**TASK TO CARRY OUT**
Locate every line in the material below that has the word "更多小学". Copy each of those lines.

**SUPPLIED MATERIAL**

═══

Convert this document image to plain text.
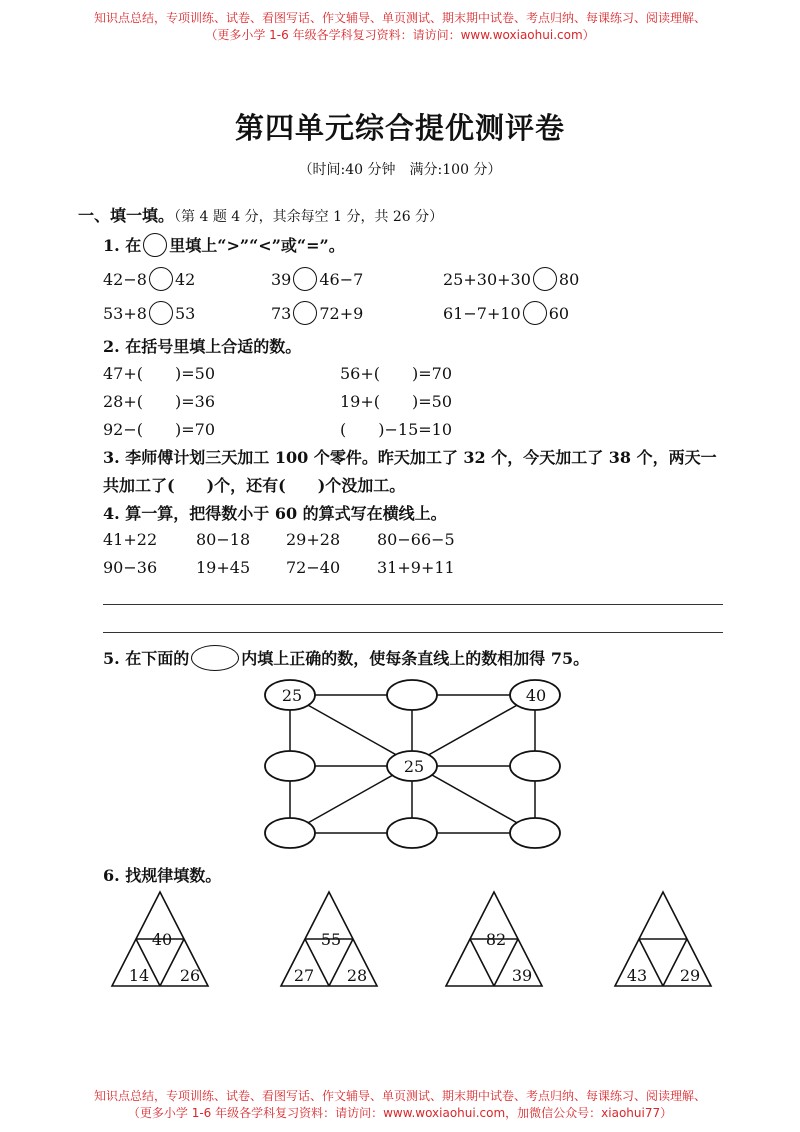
知识点总结，专项训练、试卷、看图写话、作文辅导、单页测试、期末期中试卷、考点归纳、每课练习、阅读理解、
（更多小学 1-6 年级各学科复习资料：请访问：www.woxiaohui.com）
第四单元综合提优测评卷
（时间:40 分钟　满分:100 分）
一、填一填。（第 4 题 4 分，其余每空 1 分，共 26 分）
1. 在 里填上“>”“<”或“=”。
42−8 42	39 46−7	25+30+30 80
53+8 53	73 72+9	61−7+10 60
2. 在括号里填上合适的数。
47+(　　)=50	56+(　　)=70
28+(　　)=36	19+(　　)=50
92−(　　)=70	(　　)−15=10
3. 李师傅计划三天加工 100 个零件。昨天加工了 32 个，今天加工了 38 个，两天一
共加工了(　　)个，还有(　　)个没加工。
4. 算一算，把得数小于 60 的算式写在横线上。
41+22 80−18 29+28 80−66−5
90−36 19+45 72−40 31+9+11
5. 在下面的	内填上正确的数，使每条直线上的数相加得 75。
25
25
40
40
14 26
55
27 28
82
39	43 29
6. 找规律填数。
知识点总结，专项训练、试卷、看图写话、作文辅导、单页测试、期末期中试卷、考点归纳、每课练习、阅读理解、
（更多小学 1-6 年级各学科复习资料：请访问：www.woxiaohui.com，加微信公众号：xiaohui77）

═══

**RESULT OF THE EXERCISE**
（更多小学 1-6 年级各学科复习资料：请访问：www.woxiaohui.com）
（更多小学 1-6 年级各学科复习资料：请访问：www.woxiaohui.com，加微信公众号：xiaohui77）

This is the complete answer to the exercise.